━━ Supplied information

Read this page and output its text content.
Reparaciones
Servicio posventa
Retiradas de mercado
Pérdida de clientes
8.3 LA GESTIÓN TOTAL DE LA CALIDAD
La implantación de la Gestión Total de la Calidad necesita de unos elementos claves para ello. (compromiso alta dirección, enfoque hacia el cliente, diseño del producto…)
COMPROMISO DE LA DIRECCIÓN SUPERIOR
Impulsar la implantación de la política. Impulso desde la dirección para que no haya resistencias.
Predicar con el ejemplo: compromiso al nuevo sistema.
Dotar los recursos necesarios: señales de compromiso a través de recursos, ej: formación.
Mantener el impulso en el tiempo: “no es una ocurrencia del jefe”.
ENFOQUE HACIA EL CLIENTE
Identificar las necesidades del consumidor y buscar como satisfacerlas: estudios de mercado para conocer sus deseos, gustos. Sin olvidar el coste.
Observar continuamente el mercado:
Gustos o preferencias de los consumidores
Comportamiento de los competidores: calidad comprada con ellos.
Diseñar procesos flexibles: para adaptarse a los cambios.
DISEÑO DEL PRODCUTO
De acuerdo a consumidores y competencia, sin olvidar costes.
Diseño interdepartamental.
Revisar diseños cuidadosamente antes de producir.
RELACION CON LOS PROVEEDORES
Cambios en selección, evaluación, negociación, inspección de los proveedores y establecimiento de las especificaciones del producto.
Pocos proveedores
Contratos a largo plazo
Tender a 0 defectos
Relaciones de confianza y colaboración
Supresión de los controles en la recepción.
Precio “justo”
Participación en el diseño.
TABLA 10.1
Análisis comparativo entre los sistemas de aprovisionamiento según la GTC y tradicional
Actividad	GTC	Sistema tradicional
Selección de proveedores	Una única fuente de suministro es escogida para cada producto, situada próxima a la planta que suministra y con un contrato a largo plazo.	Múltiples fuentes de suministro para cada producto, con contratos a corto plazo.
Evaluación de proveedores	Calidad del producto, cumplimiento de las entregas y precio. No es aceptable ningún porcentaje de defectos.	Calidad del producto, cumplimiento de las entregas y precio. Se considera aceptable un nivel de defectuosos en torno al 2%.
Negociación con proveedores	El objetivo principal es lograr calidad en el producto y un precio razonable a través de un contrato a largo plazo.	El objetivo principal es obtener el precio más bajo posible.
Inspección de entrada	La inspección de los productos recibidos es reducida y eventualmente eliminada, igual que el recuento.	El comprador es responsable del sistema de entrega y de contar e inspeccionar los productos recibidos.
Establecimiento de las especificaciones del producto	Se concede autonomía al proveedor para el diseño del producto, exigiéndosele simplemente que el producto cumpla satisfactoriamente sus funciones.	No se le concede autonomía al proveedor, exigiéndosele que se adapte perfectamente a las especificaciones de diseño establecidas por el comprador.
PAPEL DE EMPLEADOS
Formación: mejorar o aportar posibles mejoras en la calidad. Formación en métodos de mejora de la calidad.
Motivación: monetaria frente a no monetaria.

━━━━

• Required work: Extract, from the material above, each line holding the word "mercado".

• Exercise output:
Retiradas de mercado
Identificar las necesidades del consumidor y buscar como satisfacerlas: estudios de mercado para conocer sus deseos, gustos. Sin olvidar el coste.
Observar continuamente el mercado:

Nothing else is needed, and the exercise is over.